[Dataset records]
-- START --

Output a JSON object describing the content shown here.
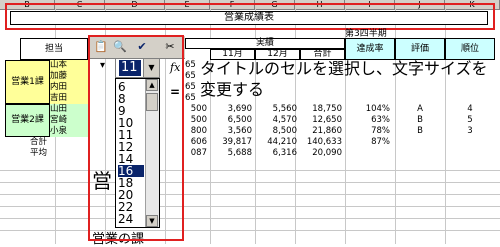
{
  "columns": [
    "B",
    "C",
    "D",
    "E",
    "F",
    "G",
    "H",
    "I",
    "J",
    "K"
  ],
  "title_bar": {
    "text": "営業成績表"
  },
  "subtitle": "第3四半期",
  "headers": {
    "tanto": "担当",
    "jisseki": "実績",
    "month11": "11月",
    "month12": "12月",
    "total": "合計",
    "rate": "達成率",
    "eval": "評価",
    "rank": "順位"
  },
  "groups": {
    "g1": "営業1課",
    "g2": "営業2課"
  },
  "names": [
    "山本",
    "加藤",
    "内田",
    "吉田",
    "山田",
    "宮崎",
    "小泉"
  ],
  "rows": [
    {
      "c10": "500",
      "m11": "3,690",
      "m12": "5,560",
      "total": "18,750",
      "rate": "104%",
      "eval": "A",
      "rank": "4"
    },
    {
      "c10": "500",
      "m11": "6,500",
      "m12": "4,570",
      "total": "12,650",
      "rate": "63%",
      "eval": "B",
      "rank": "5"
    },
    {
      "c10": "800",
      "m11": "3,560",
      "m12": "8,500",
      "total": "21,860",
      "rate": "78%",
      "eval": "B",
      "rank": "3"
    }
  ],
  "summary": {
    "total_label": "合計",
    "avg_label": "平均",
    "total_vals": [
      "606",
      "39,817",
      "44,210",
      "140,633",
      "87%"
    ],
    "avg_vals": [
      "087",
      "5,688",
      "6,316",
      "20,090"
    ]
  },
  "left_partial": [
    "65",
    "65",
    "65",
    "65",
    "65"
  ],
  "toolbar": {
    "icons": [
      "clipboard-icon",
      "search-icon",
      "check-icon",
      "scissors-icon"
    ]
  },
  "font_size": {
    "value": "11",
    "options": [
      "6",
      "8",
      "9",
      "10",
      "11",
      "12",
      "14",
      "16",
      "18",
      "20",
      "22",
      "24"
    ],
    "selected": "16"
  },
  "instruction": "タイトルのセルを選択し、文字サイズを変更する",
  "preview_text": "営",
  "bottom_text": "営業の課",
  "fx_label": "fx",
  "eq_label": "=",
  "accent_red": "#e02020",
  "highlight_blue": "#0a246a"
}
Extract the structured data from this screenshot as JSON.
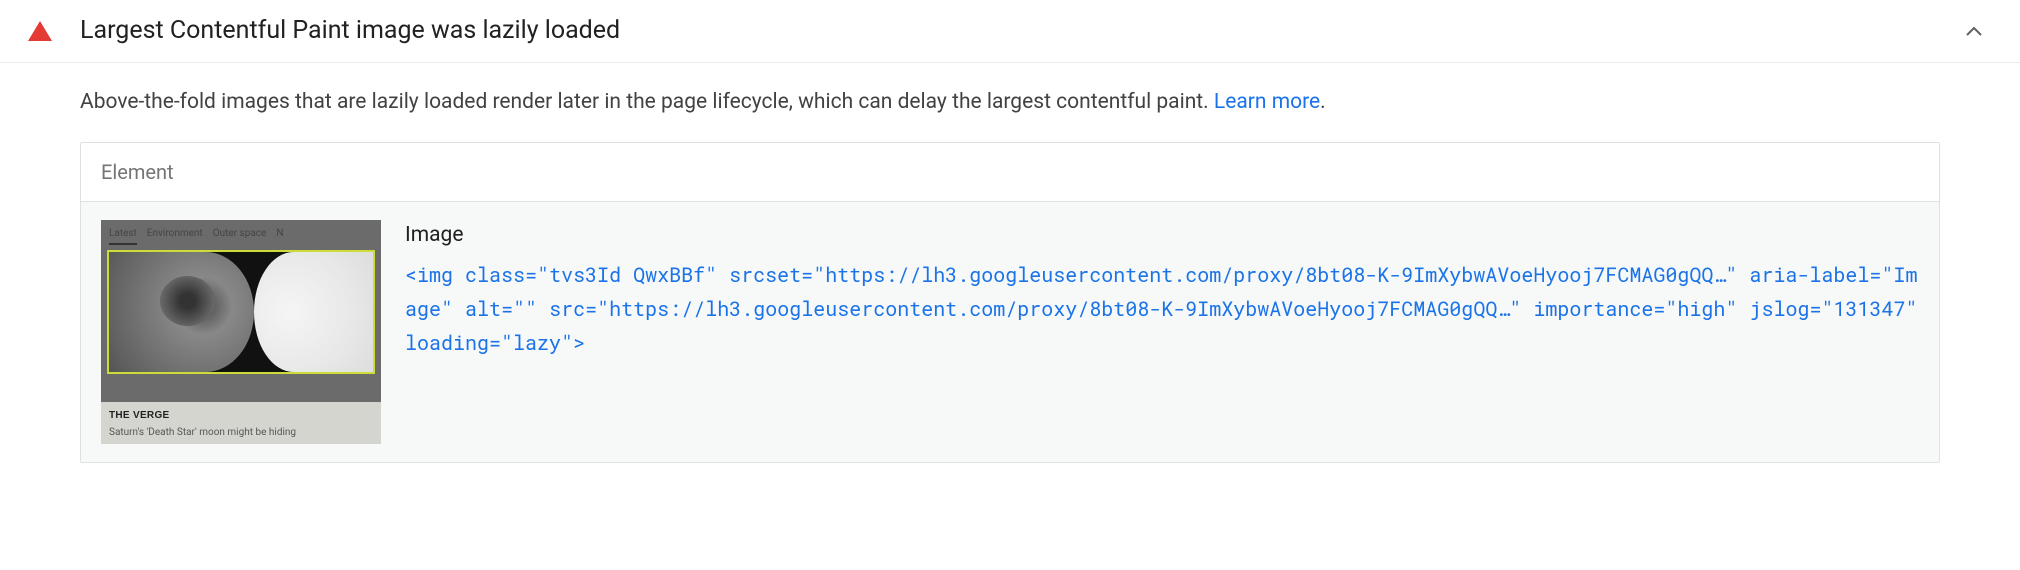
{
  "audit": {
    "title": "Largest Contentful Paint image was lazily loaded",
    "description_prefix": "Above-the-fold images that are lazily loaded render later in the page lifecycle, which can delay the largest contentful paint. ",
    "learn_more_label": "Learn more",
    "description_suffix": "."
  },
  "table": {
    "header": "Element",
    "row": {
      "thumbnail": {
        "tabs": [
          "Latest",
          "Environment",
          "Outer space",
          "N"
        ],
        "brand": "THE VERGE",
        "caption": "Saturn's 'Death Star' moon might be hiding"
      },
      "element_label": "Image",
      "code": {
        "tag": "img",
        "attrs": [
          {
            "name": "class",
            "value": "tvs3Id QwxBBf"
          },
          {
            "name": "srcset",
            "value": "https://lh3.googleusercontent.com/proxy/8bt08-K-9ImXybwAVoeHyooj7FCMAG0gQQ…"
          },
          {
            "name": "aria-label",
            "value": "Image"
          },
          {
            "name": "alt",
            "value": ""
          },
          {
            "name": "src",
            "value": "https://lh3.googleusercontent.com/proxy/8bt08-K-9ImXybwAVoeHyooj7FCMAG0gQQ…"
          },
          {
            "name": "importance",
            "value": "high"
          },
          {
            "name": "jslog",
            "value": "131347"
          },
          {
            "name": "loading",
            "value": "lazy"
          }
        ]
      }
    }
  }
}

-- END --

• **Requirement**
Copy each line exactly, and leave the pictures out of your copy.

• **Finished answer**
Output a JSON object describing the content shown here.
{
  "columns": [
    "B",
    "C",
    "D",
    "E",
    "F",
    "G",
    "H",
    "I",
    "J",
    "K"
  ],
  "title_bar": {
    "text": "営業成績表"
  },
  "subtitle": "第3四半期",
  "headers": {
    "tanto": "担当",
    "jisseki": "実績",
    "month11": "11月",
    "month12": "12月",
    "total": "合計",
    "rate": "達成率",
    "eval": "評価",
    "rank": "順位"
  },
  "groups": {
    "g1": "営業1課",
    "g2": "営業2課"
  },
  "names": [
    "山本",
    "加藤",
    "内田",
    "吉田",
    "山田",
    "宮崎",
    "小泉"
  ],
  "rows": [
    {
      "c10": "500",
      "m11": "3,690",
      "m12": "5,560",
      "total": "18,750",
      "rate": "104%",
      "eval": "A",
      "rank": "4"
    },
    {
      "c10": "500",
      "m11": "6,500",
      "m12": "4,570",
      "total": "12,650",
      "rate": "63%",
      "eval": "B",
      "rank": "5"
    },
    {
      "c10": "800",
      "m11": "3,560",
      "m12": "8,500",
      "total": "21,860",
      "rate": "78%",
      "eval": "B",
      "rank": "3"
    }
  ],
  "summary": {
    "total_label": "合計",
    "avg_label": "平均",
    "total_vals": [
      "606",
      "39,817",
      "44,210",
      "140,633",
      "87%"
    ],
    "avg_vals": [
      "087",
      "5,688",
      "6,316",
      "20,090"
    ]
  },
  "left_partial": [
    "65",
    "65",
    "65",
    "65",
    "65"
  ],
  "toolbar": {
    "icons": [
      "clipboard-icon",
      "search-icon",
      "check-icon",
      "scissors-icon"
    ]
  },
  "font_size": {
    "value": "11",
    "options": [
      "6",
      "8",
      "9",
      "10",
      "11",
      "12",
      "14",
      "16",
      "18",
      "20",
      "22",
      "24"
    ],
    "selected": "16"
  },
  "instruction": "タイトルのセルを選択し、文字サイズを変更する",
  "preview_text": "営",
  "bottom_text": "営業の課",
  "fx_label": "fx",
  "eq_label": "=",
  "accent_red": "#e02020",
  "highlight_blue": "#0a246a"
}
Extract the structured data from this screenshot as JSON.
{
  "audit": {
    "title": "Largest Contentful Paint image was lazily loaded",
    "description_prefix": "Above-the-fold images that are lazily loaded render later in the page lifecycle, which can delay the largest contentful paint. ",
    "learn_more_label": "Learn more",
    "description_suffix": "."
  },
  "table": {
    "header": "Element",
    "row": {
      "thumbnail": {
        "tabs": [
          "Latest",
          "Environment",
          "Outer space",
          "N"
        ],
        "brand": "THE VERGE",
        "caption": "Saturn's 'Death Star' moon might be hiding"
      },
      "element_label": "Image",
      "code": {
        "tag": "img",
        "attrs": [
          {
            "name": "class",
            "value": "tvs3Id QwxBBf"
          },
          {
            "name": "srcset",
            "value": "https://lh3.googleusercontent.com/proxy/8bt08-K-9ImXybwAVoeHyooj7FCMAG0gQQ…"
          },
          {
            "name": "aria-label",
            "value": "Image"
          },
          {
            "name": "alt",
            "value": ""
          },
          {
            "name": "src",
            "value": "https://lh3.googleusercontent.com/proxy/8bt08-K-9ImXybwAVoeHyooj7FCMAG0gQQ…"
          },
          {
            "name": "importance",
            "value": "high"
          },
          {
            "name": "jslog",
            "value": "131347"
          },
          {
            "name": "loading",
            "value": "lazy"
          }
        ]
      }
    }
  }
}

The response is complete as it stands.